§ Work to be completed: Give back the full listing, character for character, with no pictures.

-- BEGIN Listing --

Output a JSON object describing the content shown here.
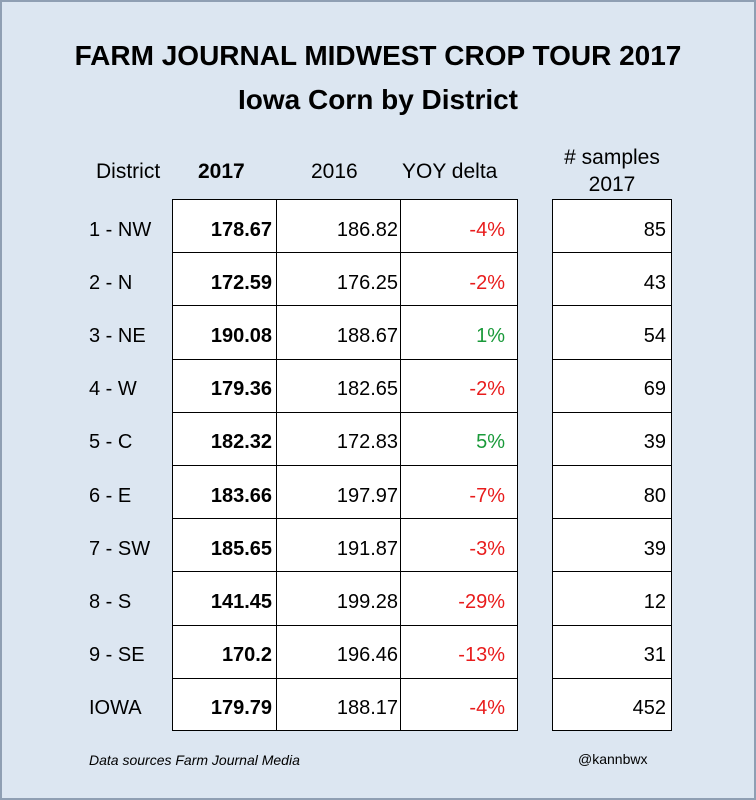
{
  "chart_data": {
    "type": "table",
    "title": "FARM JOURNAL MIDWEST CROP TOUR 2017",
    "subtitle": "Iowa Corn by District",
    "columns": {
      "district": "District",
      "y2017": "2017",
      "y2016": "2016",
      "yoy": "YOY delta",
      "samples_line1": "# samples",
      "samples_line2": "2017"
    },
    "rows": [
      {
        "district": "1 - NW",
        "y2017": "178.67",
        "y2016": "186.82",
        "yoy": "-4%",
        "samples": "85"
      },
      {
        "district": "2 - N",
        "y2017": "172.59",
        "y2016": "176.25",
        "yoy": "-2%",
        "samples": "43"
      },
      {
        "district": "3 - NE",
        "y2017": "190.08",
        "y2016": "188.67",
        "yoy": "1%",
        "samples": "54"
      },
      {
        "district": "4 - W",
        "y2017": "179.36",
        "y2016": "182.65",
        "yoy": "-2%",
        "samples": "69"
      },
      {
        "district": "5 - C",
        "y2017": "182.32",
        "y2016": "172.83",
        "yoy": "5%",
        "samples": "39"
      },
      {
        "district": "6 - E",
        "y2017": "183.66",
        "y2016": "197.97",
        "yoy": "-7%",
        "samples": "80"
      },
      {
        "district": "7 - SW",
        "y2017": "185.65",
        "y2016": "191.87",
        "yoy": "-3%",
        "samples": "39"
      },
      {
        "district": "8 - S",
        "y2017": "141.45",
        "y2016": "199.28",
        "yoy": "-29%",
        "samples": "12"
      },
      {
        "district": "9 - SE",
        "y2017": "170.2",
        "y2016": "196.46",
        "yoy": "-13%",
        "samples": "31"
      },
      {
        "district": "IOWA",
        "y2017": "179.79",
        "y2016": "188.17",
        "yoy": "-4%",
        "samples": "452"
      }
    ]
  },
  "footer": {
    "source": "Data sources Farm Journal Media",
    "handle": "@kannbwx"
  },
  "colors": {
    "background": "#dce6f1",
    "negative": "#e81c1c",
    "positive": "#1a9a3a"
  }
}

-- END Listing --

§ Solved problem:
Output a JSON object describing the content shown here.
{
  "chart_data": {
    "type": "table",
    "title": "FARM JOURNAL MIDWEST CROP TOUR 2017",
    "subtitle": "Iowa Corn by District",
    "columns": {
      "district": "District",
      "y2017": "2017",
      "y2016": "2016",
      "yoy": "YOY delta",
      "samples_line1": "# samples",
      "samples_line2": "2017"
    },
    "rows": [
      {
        "district": "1 - NW",
        "y2017": "178.67",
        "y2016": "186.82",
        "yoy": "-4%",
        "samples": "85"
      },
      {
        "district": "2 - N",
        "y2017": "172.59",
        "y2016": "176.25",
        "yoy": "-2%",
        "samples": "43"
      },
      {
        "district": "3 - NE",
        "y2017": "190.08",
        "y2016": "188.67",
        "yoy": "1%",
        "samples": "54"
      },
      {
        "district": "4 - W",
        "y2017": "179.36",
        "y2016": "182.65",
        "yoy": "-2%",
        "samples": "69"
      },
      {
        "district": "5 - C",
        "y2017": "182.32",
        "y2016": "172.83",
        "yoy": "5%",
        "samples": "39"
      },
      {
        "district": "6 - E",
        "y2017": "183.66",
        "y2016": "197.97",
        "yoy": "-7%",
        "samples": "80"
      },
      {
        "district": "7 - SW",
        "y2017": "185.65",
        "y2016": "191.87",
        "yoy": "-3%",
        "samples": "39"
      },
      {
        "district": "8 - S",
        "y2017": "141.45",
        "y2016": "199.28",
        "yoy": "-29%",
        "samples": "12"
      },
      {
        "district": "9 - SE",
        "y2017": "170.2",
        "y2016": "196.46",
        "yoy": "-13%",
        "samples": "31"
      },
      {
        "district": "IOWA",
        "y2017": "179.79",
        "y2016": "188.17",
        "yoy": "-4%",
        "samples": "452"
      }
    ]
  },
  "footer": {
    "source": "Data sources Farm Journal Media",
    "handle": "@kannbwx"
  },
  "colors": {
    "background": "#dce6f1",
    "negative": "#e81c1c",
    "positive": "#1a9a3a"
  }
}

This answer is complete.